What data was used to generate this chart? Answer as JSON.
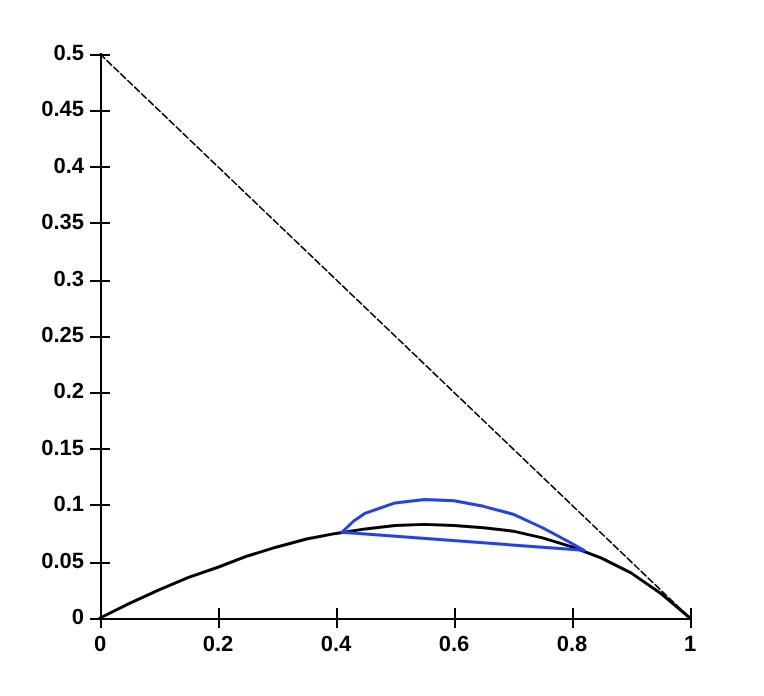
{
  "chart_data": {
    "type": "line",
    "x": [
      0,
      0.05,
      0.1,
      0.15,
      0.2,
      0.25,
      0.3,
      0.35,
      0.4,
      0.45,
      0.5,
      0.55,
      0.6,
      0.65,
      0.7,
      0.75,
      0.8,
      0.85,
      0.9,
      0.95,
      1
    ],
    "series": [
      {
        "color": "#000000",
        "values": [
          0,
          0.013,
          0.025,
          0.036,
          0.045,
          0.055,
          0.063,
          0.07,
          0.075,
          0.079,
          0.082,
          0.083,
          0.082,
          0.08,
          0.077,
          0.071,
          0.063,
          0.053,
          0.04,
          0.022,
          0
        ]
      },
      {
        "color": "#1f3fff",
        "x": [
          0.41,
          0.43,
          0.45,
          0.5,
          0.55,
          0.6,
          0.65,
          0.7,
          0.75,
          0.8,
          0.82
        ],
        "values": [
          0.076,
          0.086,
          0.093,
          0.102,
          0.105,
          0.104,
          0.099,
          0.092,
          0.08,
          0.066,
          0.06
        ]
      },
      {
        "color": "#1f3fff",
        "x": [
          0.41,
          0.82
        ],
        "values": [
          0.076,
          0.06
        ]
      },
      {
        "color": "#000000",
        "x": [
          0,
          1
        ],
        "values": [
          0.5,
          0
        ],
        "line_style": "dashed"
      }
    ],
    "xlim": [
      0,
      1
    ],
    "xticks": [
      0,
      0.2,
      0.4,
      0.6,
      0.8,
      1
    ],
    "ylim": [
      0,
      0.5
    ],
    "yticks": [
      0,
      0.05,
      0.1,
      0.15,
      0.2,
      0.25,
      0.3,
      0.35,
      0.4,
      0.45,
      0.5
    ],
    "grid": false,
    "marker": "none",
    "line_style": "solid"
  }
}
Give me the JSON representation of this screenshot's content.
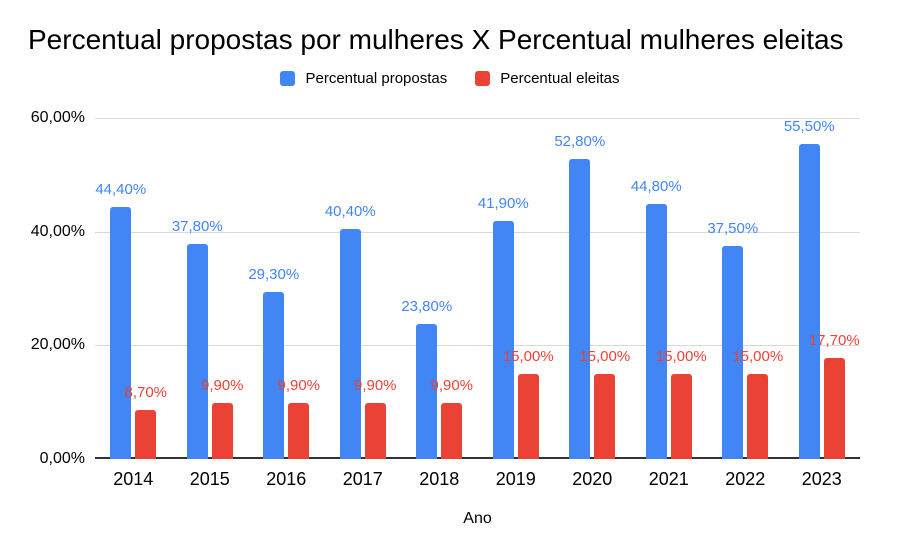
{
  "title": "Percentual propostas por mulheres X Percentual mulheres eleitas",
  "legend": {
    "items": [
      {
        "label": "Percentual propostas",
        "color": "#4285F4"
      },
      {
        "label": "Percentual eleitas",
        "color": "#EA4335"
      }
    ]
  },
  "axis": {
    "x_title": "Ano",
    "y_ticks": [
      "60,00%",
      "40,00%",
      "20,00%",
      "0,00%"
    ]
  },
  "chart_data": {
    "type": "bar",
    "title": "Percentual propostas por mulheres X Percentual mulheres eleitas",
    "xlabel": "Ano",
    "ylabel": "",
    "ylim": [
      0,
      60
    ],
    "grid": true,
    "legend_position": "top",
    "categories": [
      "2014",
      "2015",
      "2016",
      "2017",
      "2018",
      "2019",
      "2020",
      "2021",
      "2022",
      "2023"
    ],
    "series": [
      {
        "name": "Percentual propostas",
        "key": "propostas",
        "color": "#4285F4",
        "values": [
          44.4,
          37.8,
          29.3,
          40.4,
          23.8,
          41.9,
          52.8,
          44.8,
          37.5,
          55.5
        ],
        "labels": [
          "44,40%",
          "37,80%",
          "29,30%",
          "40,40%",
          "23,80%",
          "41,90%",
          "52,80%",
          "44,80%",
          "37,50%",
          "55,50%"
        ]
      },
      {
        "name": "Percentual eleitas",
        "key": "eleitas",
        "color": "#EA4335",
        "values": [
          8.7,
          9.9,
          9.9,
          9.9,
          9.9,
          15.0,
          15.0,
          15.0,
          15.0,
          17.7
        ],
        "labels": [
          "8,70%",
          "9,90%",
          "9,90%",
          "9,90%",
          "9,90%",
          "15,00%",
          "15,00%",
          "15,00%",
          "15,00%",
          "17,70%"
        ]
      }
    ]
  }
}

────────────────────

* [WHAT IS REQUIRED] Find "propostas". Copy every line it occurs in.

* [WORKED ANSWER]
  "title": "Percentual propostas por mulheres X Percentual mulheres eleitas",
        "label": "Percentual propostas",
    "title": "Percentual propostas por mulheres X Percentual mulheres eleitas",
        "name": "Percentual propostas",
        "key": "propostas",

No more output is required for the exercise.